Entries with figure data
+-------+
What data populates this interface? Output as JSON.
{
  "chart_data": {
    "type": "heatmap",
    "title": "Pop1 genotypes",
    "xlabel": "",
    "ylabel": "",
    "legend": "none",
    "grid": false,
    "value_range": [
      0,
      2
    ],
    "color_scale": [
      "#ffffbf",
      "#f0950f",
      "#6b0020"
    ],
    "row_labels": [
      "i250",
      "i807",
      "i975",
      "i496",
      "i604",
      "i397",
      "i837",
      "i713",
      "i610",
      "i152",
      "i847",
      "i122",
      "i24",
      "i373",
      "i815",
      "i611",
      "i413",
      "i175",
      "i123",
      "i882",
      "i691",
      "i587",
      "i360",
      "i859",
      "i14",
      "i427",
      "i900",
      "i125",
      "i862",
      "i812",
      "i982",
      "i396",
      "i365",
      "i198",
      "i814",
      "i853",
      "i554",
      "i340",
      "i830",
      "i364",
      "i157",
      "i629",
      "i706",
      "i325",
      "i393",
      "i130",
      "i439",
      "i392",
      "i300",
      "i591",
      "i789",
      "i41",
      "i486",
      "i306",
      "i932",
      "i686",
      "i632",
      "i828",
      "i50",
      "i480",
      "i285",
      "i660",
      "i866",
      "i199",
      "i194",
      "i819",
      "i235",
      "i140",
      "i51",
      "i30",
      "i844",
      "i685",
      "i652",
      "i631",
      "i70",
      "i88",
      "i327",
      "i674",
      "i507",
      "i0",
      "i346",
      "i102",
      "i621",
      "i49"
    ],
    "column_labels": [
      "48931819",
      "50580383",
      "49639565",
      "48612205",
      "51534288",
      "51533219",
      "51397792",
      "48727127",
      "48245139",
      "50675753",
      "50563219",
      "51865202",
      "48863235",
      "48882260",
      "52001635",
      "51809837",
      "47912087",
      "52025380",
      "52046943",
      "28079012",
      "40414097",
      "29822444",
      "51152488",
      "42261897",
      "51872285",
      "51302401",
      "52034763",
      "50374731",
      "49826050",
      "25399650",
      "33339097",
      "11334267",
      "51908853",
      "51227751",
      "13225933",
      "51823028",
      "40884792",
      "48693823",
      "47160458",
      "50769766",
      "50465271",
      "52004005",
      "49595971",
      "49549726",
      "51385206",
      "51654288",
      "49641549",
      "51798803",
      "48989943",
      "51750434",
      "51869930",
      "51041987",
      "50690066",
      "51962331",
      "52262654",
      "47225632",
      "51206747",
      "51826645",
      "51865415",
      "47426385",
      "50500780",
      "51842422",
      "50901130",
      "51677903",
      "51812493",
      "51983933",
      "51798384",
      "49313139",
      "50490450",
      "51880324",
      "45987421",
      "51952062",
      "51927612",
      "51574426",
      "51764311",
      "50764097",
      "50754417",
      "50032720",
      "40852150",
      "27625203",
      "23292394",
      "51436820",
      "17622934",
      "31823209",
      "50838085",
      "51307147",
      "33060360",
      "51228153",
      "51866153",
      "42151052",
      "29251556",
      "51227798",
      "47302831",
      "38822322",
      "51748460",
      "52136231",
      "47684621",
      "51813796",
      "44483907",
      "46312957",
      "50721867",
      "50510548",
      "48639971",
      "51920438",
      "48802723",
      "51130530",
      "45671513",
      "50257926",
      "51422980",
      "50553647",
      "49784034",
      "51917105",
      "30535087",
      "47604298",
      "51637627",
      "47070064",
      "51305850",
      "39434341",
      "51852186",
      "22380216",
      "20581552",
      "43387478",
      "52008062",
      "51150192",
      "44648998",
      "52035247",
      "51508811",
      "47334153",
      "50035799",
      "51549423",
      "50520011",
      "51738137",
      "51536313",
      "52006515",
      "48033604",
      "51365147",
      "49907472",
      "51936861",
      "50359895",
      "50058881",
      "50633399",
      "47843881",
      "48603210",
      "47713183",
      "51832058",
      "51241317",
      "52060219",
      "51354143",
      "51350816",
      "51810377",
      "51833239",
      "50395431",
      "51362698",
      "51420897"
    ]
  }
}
+-------+
● **Aim**
Reproduce the entire listing word for word.

● **Full response**
What data populates this interface? Output as JSON.
{
  "chart_data": {
    "type": "heatmap",
    "title": "Pop1 genotypes",
    "xlabel": "",
    "ylabel": "",
    "legend": "none",
    "grid": false,
    "value_range": [
      0,
      2
    ],
    "color_scale": [
      "#ffffbf",
      "#f0950f",
      "#6b0020"
    ],
    "row_labels": [
      "i250",
      "i807",
      "i975",
      "i496",
      "i604",
      "i397",
      "i837",
      "i713",
      "i610",
      "i152",
      "i847",
      "i122",
      "i24",
      "i373",
      "i815",
      "i611",
      "i413",
      "i175",
      "i123",
      "i882",
      "i691",
      "i587",
      "i360",
      "i859",
      "i14",
      "i427",
      "i900",
      "i125",
      "i862",
      "i812",
      "i982",
      "i396",
      "i365",
      "i198",
      "i814",
      "i853",
      "i554",
      "i340",
      "i830",
      "i364",
      "i157",
      "i629",
      "i706",
      "i325",
      "i393",
      "i130",
      "i439",
      "i392",
      "i300",
      "i591",
      "i789",
      "i41",
      "i486",
      "i306",
      "i932",
      "i686",
      "i632",
      "i828",
      "i50",
      "i480",
      "i285",
      "i660",
      "i866",
      "i199",
      "i194",
      "i819",
      "i235",
      "i140",
      "i51",
      "i30",
      "i844",
      "i685",
      "i652",
      "i631",
      "i70",
      "i88",
      "i327",
      "i674",
      "i507",
      "i0",
      "i346",
      "i102",
      "i621",
      "i49"
    ],
    "column_labels": [
      "48931819",
      "50580383",
      "49639565",
      "48612205",
      "51534288",
      "51533219",
      "51397792",
      "48727127",
      "48245139",
      "50675753",
      "50563219",
      "51865202",
      "48863235",
      "48882260",
      "52001635",
      "51809837",
      "47912087",
      "52025380",
      "52046943",
      "28079012",
      "40414097",
      "29822444",
      "51152488",
      "42261897",
      "51872285",
      "51302401",
      "52034763",
      "50374731",
      "49826050",
      "25399650",
      "33339097",
      "11334267",
      "51908853",
      "51227751",
      "13225933",
      "51823028",
      "40884792",
      "48693823",
      "47160458",
      "50769766",
      "50465271",
      "52004005",
      "49595971",
      "49549726",
      "51385206",
      "51654288",
      "49641549",
      "51798803",
      "48989943",
      "51750434",
      "51869930",
      "51041987",
      "50690066",
      "51962331",
      "52262654",
      "47225632",
      "51206747",
      "51826645",
      "51865415",
      "47426385",
      "50500780",
      "51842422",
      "50901130",
      "51677903",
      "51812493",
      "51983933",
      "51798384",
      "49313139",
      "50490450",
      "51880324",
      "45987421",
      "51952062",
      "51927612",
      "51574426",
      "51764311",
      "50764097",
      "50754417",
      "50032720",
      "40852150",
      "27625203",
      "23292394",
      "51436820",
      "17622934",
      "31823209",
      "50838085",
      "51307147",
      "33060360",
      "51228153",
      "51866153",
      "42151052",
      "29251556",
      "51227798",
      "47302831",
      "38822322",
      "51748460",
      "52136231",
      "47684621",
      "51813796",
      "44483907",
      "46312957",
      "50721867",
      "50510548",
      "48639971",
      "51920438",
      "48802723",
      "51130530",
      "45671513",
      "50257926",
      "51422980",
      "50553647",
      "49784034",
      "51917105",
      "30535087",
      "47604298",
      "51637627",
      "47070064",
      "51305850",
      "39434341",
      "51852186",
      "22380216",
      "20581552",
      "43387478",
      "52008062",
      "51150192",
      "44648998",
      "52035247",
      "51508811",
      "47334153",
      "50035799",
      "51549423",
      "50520011",
      "51738137",
      "51536313",
      "52006515",
      "48033604",
      "51365147",
      "49907472",
      "51936861",
      "50359895",
      "50058881",
      "50633399",
      "47843881",
      "48603210",
      "47713183",
      "51832058",
      "51241317",
      "52060219",
      "51354143",
      "51350816",
      "51810377",
      "51833239",
      "50395431",
      "51362698",
      "51420897"
    ]
  }
}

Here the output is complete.